## AIM OF THE TASK
Transcribe the records in full, keeping every character as it is.

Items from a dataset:
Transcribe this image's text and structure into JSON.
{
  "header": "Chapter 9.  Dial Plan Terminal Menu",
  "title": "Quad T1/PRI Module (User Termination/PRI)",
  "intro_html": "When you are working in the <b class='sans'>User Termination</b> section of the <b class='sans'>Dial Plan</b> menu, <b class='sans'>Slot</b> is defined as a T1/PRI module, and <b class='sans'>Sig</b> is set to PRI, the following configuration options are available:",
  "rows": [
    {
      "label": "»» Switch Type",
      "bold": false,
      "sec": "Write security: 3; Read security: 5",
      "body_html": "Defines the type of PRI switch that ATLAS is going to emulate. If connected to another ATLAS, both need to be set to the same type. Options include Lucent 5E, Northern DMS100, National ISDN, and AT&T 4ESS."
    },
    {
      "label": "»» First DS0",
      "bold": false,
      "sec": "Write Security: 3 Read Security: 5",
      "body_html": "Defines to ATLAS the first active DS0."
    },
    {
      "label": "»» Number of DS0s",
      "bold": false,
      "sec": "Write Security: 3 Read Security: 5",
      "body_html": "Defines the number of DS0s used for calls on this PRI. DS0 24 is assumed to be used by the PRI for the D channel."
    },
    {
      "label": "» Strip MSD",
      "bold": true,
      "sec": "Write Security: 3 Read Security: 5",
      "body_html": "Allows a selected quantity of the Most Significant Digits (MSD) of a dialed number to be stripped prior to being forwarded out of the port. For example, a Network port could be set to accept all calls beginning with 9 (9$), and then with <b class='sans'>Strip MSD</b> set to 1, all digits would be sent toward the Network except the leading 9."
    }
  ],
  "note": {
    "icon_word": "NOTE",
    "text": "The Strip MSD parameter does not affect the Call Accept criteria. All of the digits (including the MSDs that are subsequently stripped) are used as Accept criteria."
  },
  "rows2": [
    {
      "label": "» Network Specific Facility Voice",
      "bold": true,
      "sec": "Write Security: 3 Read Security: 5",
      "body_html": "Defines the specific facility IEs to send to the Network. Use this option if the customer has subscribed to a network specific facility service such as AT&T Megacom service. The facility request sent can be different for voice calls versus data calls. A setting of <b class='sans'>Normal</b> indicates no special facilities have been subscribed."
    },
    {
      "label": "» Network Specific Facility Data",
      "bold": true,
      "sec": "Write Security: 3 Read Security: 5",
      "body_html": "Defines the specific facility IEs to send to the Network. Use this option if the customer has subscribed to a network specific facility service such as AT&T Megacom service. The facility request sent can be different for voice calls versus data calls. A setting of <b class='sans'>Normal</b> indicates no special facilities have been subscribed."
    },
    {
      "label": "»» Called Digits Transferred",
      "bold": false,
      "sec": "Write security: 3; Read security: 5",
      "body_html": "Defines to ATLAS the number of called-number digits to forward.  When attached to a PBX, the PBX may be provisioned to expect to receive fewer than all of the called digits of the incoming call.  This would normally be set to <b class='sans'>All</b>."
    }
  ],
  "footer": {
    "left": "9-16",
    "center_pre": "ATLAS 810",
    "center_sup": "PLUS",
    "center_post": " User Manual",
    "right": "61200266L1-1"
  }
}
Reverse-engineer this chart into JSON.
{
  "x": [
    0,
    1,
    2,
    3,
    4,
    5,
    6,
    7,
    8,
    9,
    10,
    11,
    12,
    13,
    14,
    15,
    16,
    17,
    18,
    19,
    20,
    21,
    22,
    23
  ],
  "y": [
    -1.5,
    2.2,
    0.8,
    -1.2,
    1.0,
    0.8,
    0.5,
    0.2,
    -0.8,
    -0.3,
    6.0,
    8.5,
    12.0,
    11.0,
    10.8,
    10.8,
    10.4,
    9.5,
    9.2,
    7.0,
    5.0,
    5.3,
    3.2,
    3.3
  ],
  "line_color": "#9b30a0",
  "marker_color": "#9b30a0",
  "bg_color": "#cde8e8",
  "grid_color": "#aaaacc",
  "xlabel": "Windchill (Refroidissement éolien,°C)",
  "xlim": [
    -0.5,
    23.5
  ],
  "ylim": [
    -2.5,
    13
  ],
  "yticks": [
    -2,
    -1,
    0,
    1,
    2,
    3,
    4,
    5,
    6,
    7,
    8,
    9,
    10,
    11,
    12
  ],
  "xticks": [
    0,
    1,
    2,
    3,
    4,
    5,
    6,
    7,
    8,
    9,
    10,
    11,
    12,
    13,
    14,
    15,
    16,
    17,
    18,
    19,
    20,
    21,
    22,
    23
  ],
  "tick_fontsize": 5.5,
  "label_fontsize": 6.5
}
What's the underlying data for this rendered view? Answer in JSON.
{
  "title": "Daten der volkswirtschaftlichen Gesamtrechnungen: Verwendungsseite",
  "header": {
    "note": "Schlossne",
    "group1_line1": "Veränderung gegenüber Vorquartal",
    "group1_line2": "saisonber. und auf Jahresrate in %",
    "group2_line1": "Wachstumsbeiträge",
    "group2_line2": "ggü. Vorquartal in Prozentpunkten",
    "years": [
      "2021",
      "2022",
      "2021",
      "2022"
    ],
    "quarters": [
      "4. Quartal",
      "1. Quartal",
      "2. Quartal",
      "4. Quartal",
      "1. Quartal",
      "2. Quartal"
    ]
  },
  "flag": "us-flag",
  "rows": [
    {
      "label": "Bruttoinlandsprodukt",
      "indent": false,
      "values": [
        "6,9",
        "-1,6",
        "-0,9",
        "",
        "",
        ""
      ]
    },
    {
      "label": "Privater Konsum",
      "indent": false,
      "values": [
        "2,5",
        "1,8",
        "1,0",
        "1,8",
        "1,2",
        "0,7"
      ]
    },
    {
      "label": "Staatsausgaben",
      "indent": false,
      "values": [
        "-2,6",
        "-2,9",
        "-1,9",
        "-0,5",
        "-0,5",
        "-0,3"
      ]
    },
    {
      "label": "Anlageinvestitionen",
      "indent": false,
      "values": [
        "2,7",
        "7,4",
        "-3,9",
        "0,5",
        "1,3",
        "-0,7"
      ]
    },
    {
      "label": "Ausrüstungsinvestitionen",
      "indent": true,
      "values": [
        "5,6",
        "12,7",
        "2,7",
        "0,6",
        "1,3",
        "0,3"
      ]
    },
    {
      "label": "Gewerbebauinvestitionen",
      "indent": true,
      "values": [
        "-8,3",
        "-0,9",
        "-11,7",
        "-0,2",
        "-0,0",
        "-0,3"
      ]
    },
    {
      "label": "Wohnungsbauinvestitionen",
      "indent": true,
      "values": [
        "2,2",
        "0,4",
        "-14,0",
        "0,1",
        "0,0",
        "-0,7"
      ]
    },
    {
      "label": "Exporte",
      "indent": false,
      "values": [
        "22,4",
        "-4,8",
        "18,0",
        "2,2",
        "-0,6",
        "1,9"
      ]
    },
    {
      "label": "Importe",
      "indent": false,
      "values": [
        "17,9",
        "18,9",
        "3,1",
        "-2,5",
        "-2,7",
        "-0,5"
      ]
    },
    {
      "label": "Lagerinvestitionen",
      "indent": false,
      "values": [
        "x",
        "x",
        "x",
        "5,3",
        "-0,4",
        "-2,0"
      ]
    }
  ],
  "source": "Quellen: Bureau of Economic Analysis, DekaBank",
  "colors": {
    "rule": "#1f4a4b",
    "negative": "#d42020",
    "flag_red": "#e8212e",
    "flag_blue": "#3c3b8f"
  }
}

## REPLY
Transcribe this image's text and structure into JSON.
{
  "header": "Chapter 9.  Dial Plan Terminal Menu",
  "title": "Quad T1/PRI Module (User Termination/PRI)",
  "intro_html": "When you are working in the <b class='sans'>User Termination</b> section of the <b class='sans'>Dial Plan</b> menu, <b class='sans'>Slot</b> is defined as a T1/PRI module, and <b class='sans'>Sig</b> is set to PRI, the following configuration options are available:",
  "rows": [
    {
      "label": "»» Switch Type",
      "bold": false,
      "sec": "Write security: 3; Read security: 5",
      "body_html": "Defines the type of PRI switch that ATLAS is going to emulate. If connected to another ATLAS, both need to be set to the same type. Options include Lucent 5E, Northern DMS100, National ISDN, and AT&T 4ESS."
    },
    {
      "label": "»» First DS0",
      "bold": false,
      "sec": "Write Security: 3 Read Security: 5",
      "body_html": "Defines to ATLAS the first active DS0."
    },
    {
      "label": "»» Number of DS0s",
      "bold": false,
      "sec": "Write Security: 3 Read Security: 5",
      "body_html": "Defines the number of DS0s used for calls on this PRI. DS0 24 is assumed to be used by the PRI for the D channel."
    },
    {
      "label": "» Strip MSD",
      "bold": true,
      "sec": "Write Security: 3 Read Security: 5",
      "body_html": "Allows a selected quantity of the Most Significant Digits (MSD) of a dialed number to be stripped prior to being forwarded out of the port. For example, a Network port could be set to accept all calls beginning with 9 (9$), and then with <b class='sans'>Strip MSD</b> set to 1, all digits would be sent toward the Network except the leading 9."
    }
  ],
  "note": {
    "icon_word": "NOTE",
    "text": "The Strip MSD parameter does not affect the Call Accept criteria. All of the digits (including the MSDs that are subsequently stripped) are used as Accept criteria."
  },
  "rows2": [
    {
      "label": "» Network Specific Facility Voice",
      "bold": true,
      "sec": "Write Security: 3 Read Security: 5",
      "body_html": "Defines the specific facility IEs to send to the Network. Use this option if the customer has subscribed to a network specific facility service such as AT&T Megacom service. The facility request sent can be different for voice calls versus data calls. A setting of <b class='sans'>Normal</b> indicates no special facilities have been subscribed."
    },
    {
      "label": "» Network Specific Facility Data",
      "bold": true,
      "sec": "Write Security: 3 Read Security: 5",
      "body_html": "Defines the specific facility IEs to send to the Network. Use this option if the customer has subscribed to a network specific facility service such as AT&T Megacom service. The facility request sent can be different for voice calls versus data calls. A setting of <b class='sans'>Normal</b> indicates no special facilities have been subscribed."
    },
    {
      "label": "»» Called Digits Transferred",
      "bold": false,
      "sec": "Write security: 3; Read security: 5",
      "body_html": "Defines to ATLAS the number of called-number digits to forward.  When attached to a PBX, the PBX may be provisioned to expect to receive fewer than all of the called digits of the incoming call.  This would normally be set to <b class='sans'>All</b>."
    }
  ],
  "footer": {
    "left": "9-16",
    "center_pre": "ATLAS 810",
    "center_sup": "PLUS",
    "center_post": " User Manual",
    "right": "61200266L1-1"
  }
}
Reverse-engineer this chart into JSON.
{
  "x": [
    0,
    1,
    2,
    3,
    4,
    5,
    6,
    7,
    8,
    9,
    10,
    11,
    12,
    13,
    14,
    15,
    16,
    17,
    18,
    19,
    20,
    21,
    22,
    23
  ],
  "y": [
    -1.5,
    2.2,
    0.8,
    -1.2,
    1.0,
    0.8,
    0.5,
    0.2,
    -0.8,
    -0.3,
    6.0,
    8.5,
    12.0,
    11.0,
    10.8,
    10.8,
    10.4,
    9.5,
    9.2,
    7.0,
    5.0,
    5.3,
    3.2,
    3.3
  ],
  "line_color": "#9b30a0",
  "marker_color": "#9b30a0",
  "bg_color": "#cde8e8",
  "grid_color": "#aaaacc",
  "xlabel": "Windchill (Refroidissement éolien,°C)",
  "xlim": [
    -0.5,
    23.5
  ],
  "ylim": [
    -2.5,
    13
  ],
  "yticks": [
    -2,
    -1,
    0,
    1,
    2,
    3,
    4,
    5,
    6,
    7,
    8,
    9,
    10,
    11,
    12
  ],
  "xticks": [
    0,
    1,
    2,
    3,
    4,
    5,
    6,
    7,
    8,
    9,
    10,
    11,
    12,
    13,
    14,
    15,
    16,
    17,
    18,
    19,
    20,
    21,
    22,
    23
  ],
  "tick_fontsize": 5.5,
  "label_fontsize": 6.5
}
What's the underlying data for this rendered view? Answer in JSON.
{
  "title": "Daten der volkswirtschaftlichen Gesamtrechnungen: Verwendungsseite",
  "header": {
    "note": "Schlossne",
    "group1_line1": "Veränderung gegenüber Vorquartal",
    "group1_line2": "saisonber. und auf Jahresrate in %",
    "group2_line1": "Wachstumsbeiträge",
    "group2_line2": "ggü. Vorquartal in Prozentpunkten",
    "years": [
      "2021",
      "2022",
      "2021",
      "2022"
    ],
    "quarters": [
      "4. Quartal",
      "1. Quartal",
      "2. Quartal",
      "4. Quartal",
      "1. Quartal",
      "2. Quartal"
    ]
  },
  "flag": "us-flag",
  "rows": [
    {
      "label": "Bruttoinlandsprodukt",
      "indent": false,
      "values": [
        "6,9",
        "-1,6",
        "-0,9",
        "",
        "",
        ""
      ]
    },
    {
      "label": "Privater Konsum",
      "indent": false,
      "values": [
        "2,5",
        "1,8",
        "1,0",
        "1,8",
        "1,2",
        "0,7"
      ]
    },
    {
      "label": "Staatsausgaben",
      "indent": false,
      "values": [
        "-2,6",
        "-2,9",
        "-1,9",
        "-0,5",
        "-0,5",
        "-0,3"
      ]
    },
    {
      "label": "Anlageinvestitionen",
      "indent": false,
      "values": [
        "2,7",
        "7,4",
        "-3,9",
        "0,5",
        "1,3",
        "-0,7"
      ]
    },
    {
      "label": "Ausrüstungsinvestitionen",
      "indent": true,
      "values": [
        "5,6",
        "12,7",
        "2,7",
        "0,6",
        "1,3",
        "0,3"
      ]
    },
    {
      "label": "Gewerbebauinvestitionen",
      "indent": true,
      "values": [
        "-8,3",
        "-0,9",
        "-11,7",
        "-0,2",
        "-0,0",
        "-0,3"
      ]
    },
    {
      "label": "Wohnungsbauinvestitionen",
      "indent": true,
      "values": [
        "2,2",
        "0,4",
        "-14,0",
        "0,1",
        "0,0",
        "-0,7"
      ]
    },
    {
      "label": "Exporte",
      "indent": false,
      "values": [
        "22,4",
        "-4,8",
        "18,0",
        "2,2",
        "-0,6",
        "1,9"
      ]
    },
    {
      "label": "Importe",
      "indent": false,
      "values": [
        "17,9",
        "18,9",
        "3,1",
        "-2,5",
        "-2,7",
        "-0,5"
      ]
    },
    {
      "label": "Lagerinvestitionen",
      "indent": false,
      "values": [
        "x",
        "x",
        "x",
        "5,3",
        "-0,4",
        "-2,0"
      ]
    }
  ],
  "source": "Quellen: Bureau of Economic Analysis, DekaBank",
  "colors": {
    "rule": "#1f4a4b",
    "negative": "#d42020",
    "flag_red": "#e8212e",
    "flag_blue": "#3c3b8f"
  }
}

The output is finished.